» To be done: Type out every line below exactly as it reads.
>>>>
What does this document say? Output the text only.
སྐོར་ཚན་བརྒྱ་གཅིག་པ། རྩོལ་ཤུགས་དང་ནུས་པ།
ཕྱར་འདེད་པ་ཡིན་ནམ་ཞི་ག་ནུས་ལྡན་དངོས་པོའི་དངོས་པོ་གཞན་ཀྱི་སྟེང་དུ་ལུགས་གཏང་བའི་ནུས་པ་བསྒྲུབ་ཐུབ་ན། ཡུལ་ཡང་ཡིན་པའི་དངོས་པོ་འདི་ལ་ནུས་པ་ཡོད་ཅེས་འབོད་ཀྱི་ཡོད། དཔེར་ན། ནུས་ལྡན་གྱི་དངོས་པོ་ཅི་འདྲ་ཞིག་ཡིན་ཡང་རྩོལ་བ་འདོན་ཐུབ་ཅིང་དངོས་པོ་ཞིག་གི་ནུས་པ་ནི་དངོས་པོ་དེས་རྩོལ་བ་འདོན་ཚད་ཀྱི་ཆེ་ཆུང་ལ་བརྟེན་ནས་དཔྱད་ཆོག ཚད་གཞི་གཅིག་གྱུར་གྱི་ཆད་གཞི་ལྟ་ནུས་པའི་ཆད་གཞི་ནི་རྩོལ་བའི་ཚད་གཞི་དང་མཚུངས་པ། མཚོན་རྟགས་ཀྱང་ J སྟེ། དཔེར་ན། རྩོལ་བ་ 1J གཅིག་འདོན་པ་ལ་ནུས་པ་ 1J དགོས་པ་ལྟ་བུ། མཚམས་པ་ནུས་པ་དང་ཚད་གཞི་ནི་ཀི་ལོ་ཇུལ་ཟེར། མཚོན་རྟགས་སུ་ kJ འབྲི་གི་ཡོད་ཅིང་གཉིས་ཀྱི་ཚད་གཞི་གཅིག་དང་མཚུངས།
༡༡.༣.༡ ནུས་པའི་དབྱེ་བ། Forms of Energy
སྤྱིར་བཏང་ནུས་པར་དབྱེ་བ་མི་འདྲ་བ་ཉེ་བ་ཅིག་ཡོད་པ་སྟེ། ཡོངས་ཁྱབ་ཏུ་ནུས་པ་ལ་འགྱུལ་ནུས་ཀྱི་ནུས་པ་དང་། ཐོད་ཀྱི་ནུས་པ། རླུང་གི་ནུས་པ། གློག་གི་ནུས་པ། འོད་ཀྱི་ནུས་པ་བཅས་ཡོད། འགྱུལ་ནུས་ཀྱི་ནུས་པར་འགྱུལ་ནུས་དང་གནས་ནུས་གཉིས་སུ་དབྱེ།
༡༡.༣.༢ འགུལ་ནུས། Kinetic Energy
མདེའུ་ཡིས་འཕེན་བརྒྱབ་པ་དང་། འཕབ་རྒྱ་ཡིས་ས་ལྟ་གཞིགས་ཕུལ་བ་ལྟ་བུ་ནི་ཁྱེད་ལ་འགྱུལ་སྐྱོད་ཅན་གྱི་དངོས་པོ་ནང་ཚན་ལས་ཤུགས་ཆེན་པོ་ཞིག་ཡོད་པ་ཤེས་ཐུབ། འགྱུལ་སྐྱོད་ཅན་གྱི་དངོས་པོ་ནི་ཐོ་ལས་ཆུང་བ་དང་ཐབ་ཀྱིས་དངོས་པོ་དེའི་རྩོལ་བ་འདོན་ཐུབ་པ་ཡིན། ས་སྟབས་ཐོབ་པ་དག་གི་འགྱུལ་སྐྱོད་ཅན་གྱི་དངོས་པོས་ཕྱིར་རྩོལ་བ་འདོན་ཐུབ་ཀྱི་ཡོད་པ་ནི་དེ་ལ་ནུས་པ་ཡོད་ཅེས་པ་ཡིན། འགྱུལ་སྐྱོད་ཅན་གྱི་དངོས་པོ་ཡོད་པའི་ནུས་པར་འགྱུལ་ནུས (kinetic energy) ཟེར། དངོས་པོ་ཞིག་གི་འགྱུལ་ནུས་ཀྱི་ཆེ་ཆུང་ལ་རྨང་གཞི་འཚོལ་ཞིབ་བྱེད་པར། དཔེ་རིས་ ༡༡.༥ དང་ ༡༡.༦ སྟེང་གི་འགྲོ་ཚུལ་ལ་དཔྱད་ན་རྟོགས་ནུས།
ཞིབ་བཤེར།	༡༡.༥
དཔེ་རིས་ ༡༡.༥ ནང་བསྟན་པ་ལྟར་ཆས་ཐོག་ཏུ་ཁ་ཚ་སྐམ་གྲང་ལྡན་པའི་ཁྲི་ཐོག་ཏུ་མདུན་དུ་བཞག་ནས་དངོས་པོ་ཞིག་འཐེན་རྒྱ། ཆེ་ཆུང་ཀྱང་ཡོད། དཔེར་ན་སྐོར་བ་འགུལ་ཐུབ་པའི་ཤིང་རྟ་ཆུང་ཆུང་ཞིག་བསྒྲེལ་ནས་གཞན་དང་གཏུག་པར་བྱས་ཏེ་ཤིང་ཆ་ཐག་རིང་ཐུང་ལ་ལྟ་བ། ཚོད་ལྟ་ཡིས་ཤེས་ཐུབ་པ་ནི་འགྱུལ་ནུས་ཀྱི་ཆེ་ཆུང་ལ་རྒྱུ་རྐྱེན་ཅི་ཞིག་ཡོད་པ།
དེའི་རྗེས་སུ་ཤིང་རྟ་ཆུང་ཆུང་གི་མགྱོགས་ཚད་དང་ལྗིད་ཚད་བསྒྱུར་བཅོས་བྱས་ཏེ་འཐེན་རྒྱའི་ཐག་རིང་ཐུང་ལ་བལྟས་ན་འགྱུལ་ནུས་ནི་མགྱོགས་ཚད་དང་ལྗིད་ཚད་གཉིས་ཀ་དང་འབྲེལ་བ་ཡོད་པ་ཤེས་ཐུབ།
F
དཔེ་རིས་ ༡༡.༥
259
<<<<
» Answer to this problem:
What does this document say? Output the text only.
སྐོར་ཚན་བརྒྱ་གཅིག་པ། རྩོལ་ཤུགས་དང་ནུས་པ།
ཕྱར་འདེད་པ་ཡིན་ནམ་ཞི་ག་ནུས་ལྡན་དངོས་པོའི་དངོས་པོ་གཞན་ཀྱི་སྟེང་དུ་ལུགས་གཏང་བའི་ནུས་པ་བསྒྲུབ་ཐུབ་ན། ཡུལ་ཡང་ཡིན་པའི་དངོས་པོ་འདི་ལ་ནུས་པ་ཡོད་ཅེས་འབོད་ཀྱི་ཡོད། དཔེར་ན། ནུས་ལྡན་གྱི་དངོས་པོ་ཅི་འདྲ་ཞིག་ཡིན་ཡང་རྩོལ་བ་འདོན་ཐུབ་ཅིང་དངོས་པོ་ཞིག་གི་ནུས་པ་ནི་དངོས་པོ་དེས་རྩོལ་བ་འདོན་ཚད་ཀྱི་ཆེ་ཆུང་ལ་བརྟེན་ནས་དཔྱད་ཆོག ཚད་གཞི་གཅིག་གྱུར་གྱི་ཆད་གཞི་ལྟ་ནུས་པའི་ཆད་གཞི་ནི་རྩོལ་བའི་ཚད་གཞི་དང་མཚུངས་པ། མཚོན་རྟགས་ཀྱང་ J སྟེ། དཔེར་ན། རྩོལ་བ་ 1J གཅིག་འདོན་པ་ལ་ནུས་པ་ 1J དགོས་པ་ལྟ་བུ། མཚམས་པ་ནུས་པ་དང་ཚད་གཞི་ནི་ཀི་ལོ་ཇུལ་ཟེར། མཚོན་རྟགས་སུ་ kJ འབྲི་གི་ཡོད་ཅིང་གཉིས་ཀྱི་ཚད་གཞི་གཅིག་དང་མཚུངས།
༡༡.༣.༡ ནུས་པའི་དབྱེ་བ། Forms of Energy
སྤྱིར་བཏང་ནུས་པར་དབྱེ་བ་མི་འདྲ་བ་ཉེ་བ་ཅིག་ཡོད་པ་སྟེ། ཡོངས་ཁྱབ་ཏུ་ནུས་པ་ལ་འགྱུལ་ནུས་ཀྱི་ནུས་པ་དང་། ཐོད་ཀྱི་ནུས་པ། རླུང་གི་ནུས་པ། གློག་གི་ནུས་པ། འོད་ཀྱི་ནུས་པ་བཅས་ཡོད། འགྱུལ་ནུས་ཀྱི་ནུས་པར་འགྱུལ་ནུས་དང་གནས་ནུས་གཉིས་སུ་དབྱེ།
༡༡.༣.༢ འགུལ་ནུས། Kinetic Energy
མདེའུ་ཡིས་འཕེན་བརྒྱབ་པ་དང་། འཕབ་རྒྱ་ཡིས་ས་ལྟ་གཞིགས་ཕུལ་བ་ལྟ་བུ་ནི་ཁྱེད་ལ་འགྱུལ་སྐྱོད་ཅན་གྱི་དངོས་པོ་ནང་ཚན་ལས་ཤུགས་ཆེན་པོ་ཞིག་ཡོད་པ་ཤེས་ཐུབ། འགྱུལ་སྐྱོད་ཅན་གྱི་དངོས་པོ་ནི་ཐོ་ལས་ཆུང་བ་དང་ཐབ་ཀྱིས་དངོས་པོ་དེའི་རྩོལ་བ་འདོན་ཐུབ་པ་ཡིན། ས་སྟབས་ཐོབ་པ་དག་གི་འགྱུལ་སྐྱོད་ཅན་གྱི་དངོས་པོས་ཕྱིར་རྩོལ་བ་འདོན་ཐུབ་ཀྱི་ཡོད་པ་ནི་དེ་ལ་ནུས་པ་ཡོད་ཅེས་པ་ཡིན། འགྱུལ་སྐྱོད་ཅན་གྱི་དངོས་པོ་ཡོད་པའི་ནུས་པར་འགྱུལ་ནུས (kinetic energy) ཟེར། དངོས་པོ་ཞིག་གི་འགྱུལ་ནུས་ཀྱི་ཆེ་ཆུང་ལ་རྨང་གཞི་འཚོལ་ཞིབ་བྱེད་པར། དཔེ་རིས་ ༡༡.༥ དང་ ༡༡.༦ སྟེང་གི་འགྲོ་ཚུལ་ལ་དཔྱད་ན་རྟོགས་ནུས།
ཞིབ་བཤེར།	༡༡.༥
དཔེ་རིས་ ༡༡.༥ ནང་བསྟན་པ་ལྟར་ཆས་ཐོག་ཏུ་ཁ་ཚ་སྐམ་གྲང་ལྡན་པའི་ཁྲི་ཐོག་ཏུ་མདུན་དུ་བཞག་ནས་དངོས་པོ་ཞིག་འཐེན་རྒྱ། ཆེ་ཆུང་ཀྱང་ཡོད། དཔེར་ན་སྐོར་བ་འགུལ་ཐུབ་པའི་ཤིང་རྟ་ཆུང་ཆུང་ཞིག་བསྒྲེལ་ནས་གཞན་དང་གཏུག་པར་བྱས་ཏེ་ཤིང་ཆ་ཐག་རིང་ཐུང་ལ་ལྟ་བ། ཚོད་ལྟ་ཡིས་ཤེས་ཐུབ་པ་ནི་འགྱུལ་ནུས་ཀྱི་ཆེ་ཆུང་ལ་རྒྱུ་རྐྱེན་ཅི་ཞིག་ཡོད་པ།
དེའི་རྗེས་སུ་ཤིང་རྟ་ཆུང་ཆུང་གི་མགྱོགས་ཚད་དང་ལྗིད་ཚད་བསྒྱུར་བཅོས་བྱས་ཏེ་འཐེན་རྒྱའི་ཐག་རིང་ཐུང་ལ་བལྟས་ན་འགྱུལ་ནུས་ནི་མགྱོགས་ཚད་དང་ལྗིད་ཚད་གཉིས་ཀ་དང་འབྲེལ་བ་ཡོད་པ་ཤེས་ཐུབ།
F
དཔེ་རིས་ ༡༡.༥
259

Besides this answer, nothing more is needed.